Recorded data
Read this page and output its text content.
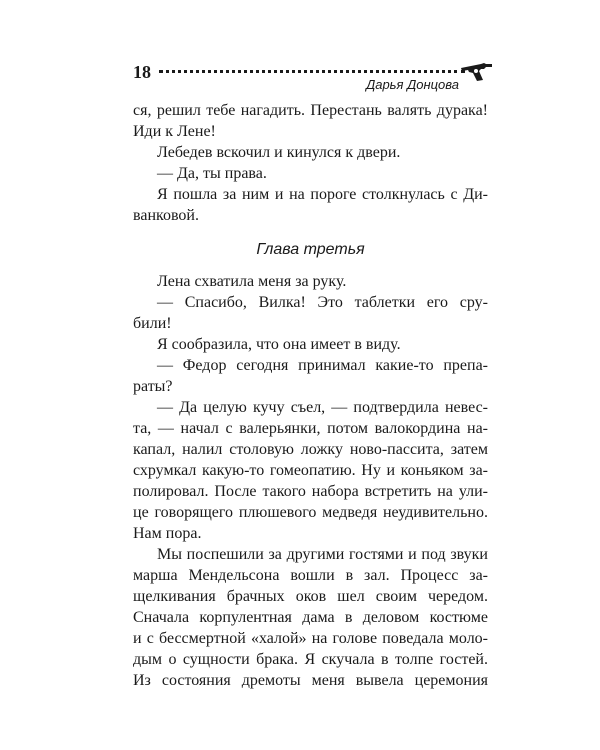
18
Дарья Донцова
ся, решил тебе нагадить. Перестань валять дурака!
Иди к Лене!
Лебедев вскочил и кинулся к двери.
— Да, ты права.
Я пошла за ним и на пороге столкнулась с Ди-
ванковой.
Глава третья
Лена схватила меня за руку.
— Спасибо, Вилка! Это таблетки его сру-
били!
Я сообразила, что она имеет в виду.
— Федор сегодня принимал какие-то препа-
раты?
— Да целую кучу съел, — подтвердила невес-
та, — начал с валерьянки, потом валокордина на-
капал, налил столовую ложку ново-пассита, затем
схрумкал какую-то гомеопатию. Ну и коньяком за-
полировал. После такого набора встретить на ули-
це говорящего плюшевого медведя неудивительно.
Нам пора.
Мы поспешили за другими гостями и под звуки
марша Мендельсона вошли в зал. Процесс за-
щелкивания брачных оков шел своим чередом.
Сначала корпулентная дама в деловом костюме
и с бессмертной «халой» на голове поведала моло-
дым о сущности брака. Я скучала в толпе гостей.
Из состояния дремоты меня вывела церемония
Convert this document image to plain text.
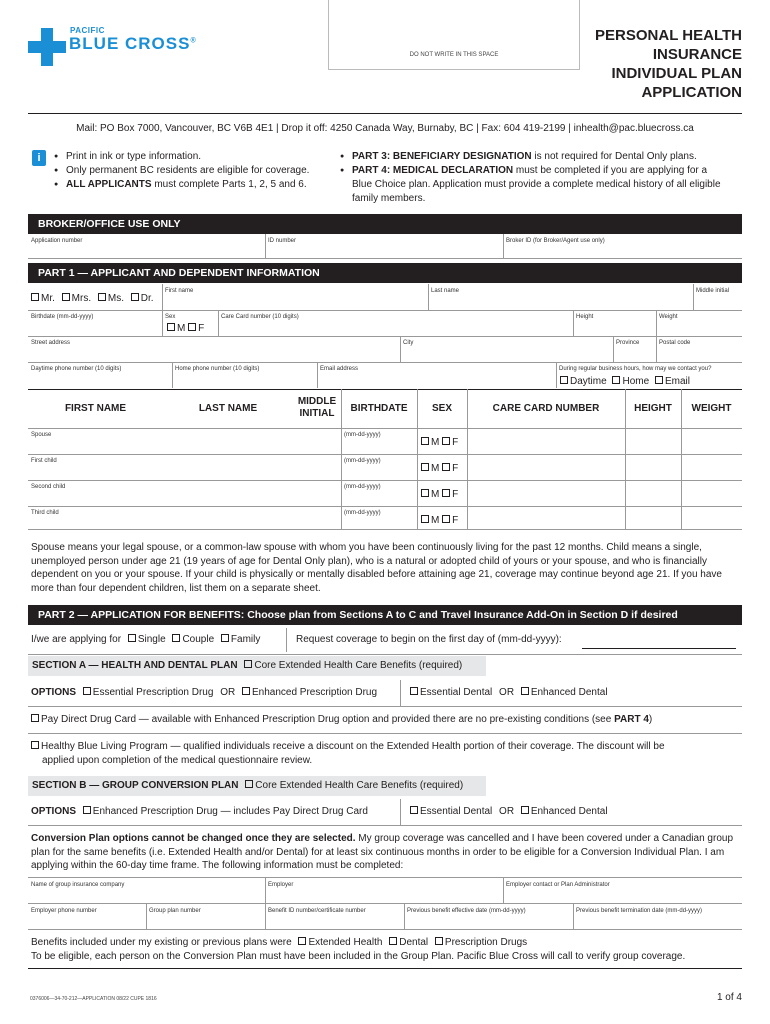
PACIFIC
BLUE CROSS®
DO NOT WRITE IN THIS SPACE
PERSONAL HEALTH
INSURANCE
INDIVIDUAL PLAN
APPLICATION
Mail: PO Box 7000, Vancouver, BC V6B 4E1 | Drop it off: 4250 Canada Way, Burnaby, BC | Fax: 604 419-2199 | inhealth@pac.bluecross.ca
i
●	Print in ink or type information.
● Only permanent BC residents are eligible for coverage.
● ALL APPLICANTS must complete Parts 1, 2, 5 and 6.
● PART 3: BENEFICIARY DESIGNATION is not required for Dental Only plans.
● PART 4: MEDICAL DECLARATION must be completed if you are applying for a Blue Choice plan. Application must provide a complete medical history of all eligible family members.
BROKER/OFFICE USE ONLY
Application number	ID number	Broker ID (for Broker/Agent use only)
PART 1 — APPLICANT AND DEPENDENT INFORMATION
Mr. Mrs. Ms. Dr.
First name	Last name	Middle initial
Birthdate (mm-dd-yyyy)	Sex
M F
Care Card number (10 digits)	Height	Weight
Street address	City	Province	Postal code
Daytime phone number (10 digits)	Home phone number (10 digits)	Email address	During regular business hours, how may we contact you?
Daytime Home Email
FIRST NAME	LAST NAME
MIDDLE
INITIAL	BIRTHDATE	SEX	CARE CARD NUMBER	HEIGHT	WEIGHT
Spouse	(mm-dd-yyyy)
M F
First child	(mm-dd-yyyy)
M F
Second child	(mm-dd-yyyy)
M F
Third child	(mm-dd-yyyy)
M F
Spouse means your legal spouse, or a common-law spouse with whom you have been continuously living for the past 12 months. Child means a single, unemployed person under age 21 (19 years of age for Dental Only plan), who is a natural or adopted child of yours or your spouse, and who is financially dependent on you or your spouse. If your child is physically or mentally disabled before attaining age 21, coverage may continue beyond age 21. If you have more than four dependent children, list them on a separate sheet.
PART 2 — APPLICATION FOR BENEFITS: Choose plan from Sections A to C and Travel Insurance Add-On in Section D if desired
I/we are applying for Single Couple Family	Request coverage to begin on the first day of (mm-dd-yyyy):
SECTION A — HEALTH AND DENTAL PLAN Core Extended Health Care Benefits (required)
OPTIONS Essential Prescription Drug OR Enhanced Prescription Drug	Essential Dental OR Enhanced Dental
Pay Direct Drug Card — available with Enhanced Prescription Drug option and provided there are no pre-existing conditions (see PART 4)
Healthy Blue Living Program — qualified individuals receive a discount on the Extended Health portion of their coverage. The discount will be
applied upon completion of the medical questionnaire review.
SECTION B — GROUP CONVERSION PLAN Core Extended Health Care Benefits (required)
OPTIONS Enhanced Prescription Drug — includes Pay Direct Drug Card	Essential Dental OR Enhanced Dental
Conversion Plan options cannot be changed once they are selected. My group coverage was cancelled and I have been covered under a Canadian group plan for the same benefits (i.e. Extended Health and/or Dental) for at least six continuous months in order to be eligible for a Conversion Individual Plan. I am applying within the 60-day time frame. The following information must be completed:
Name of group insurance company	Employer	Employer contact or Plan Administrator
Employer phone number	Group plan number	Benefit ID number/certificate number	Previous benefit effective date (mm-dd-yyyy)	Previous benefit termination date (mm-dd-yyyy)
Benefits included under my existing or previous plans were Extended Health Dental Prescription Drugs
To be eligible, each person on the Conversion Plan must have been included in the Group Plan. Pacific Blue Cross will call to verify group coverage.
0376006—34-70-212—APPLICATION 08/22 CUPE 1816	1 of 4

* WHAT IS BEING ASKED *
Copy out the lines that hold "phone".

* THE OUTPUT *
Daytime phone number (10 digits)	Home phone number (10 digits)	Email address	During regular business hours, how may we contact you?
Employer phone number	Group plan number	Benefit ID number/certificate number	Previous benefit effective date (mm-dd-yyyy)	Previous benefit termination date (mm-dd-yyyy)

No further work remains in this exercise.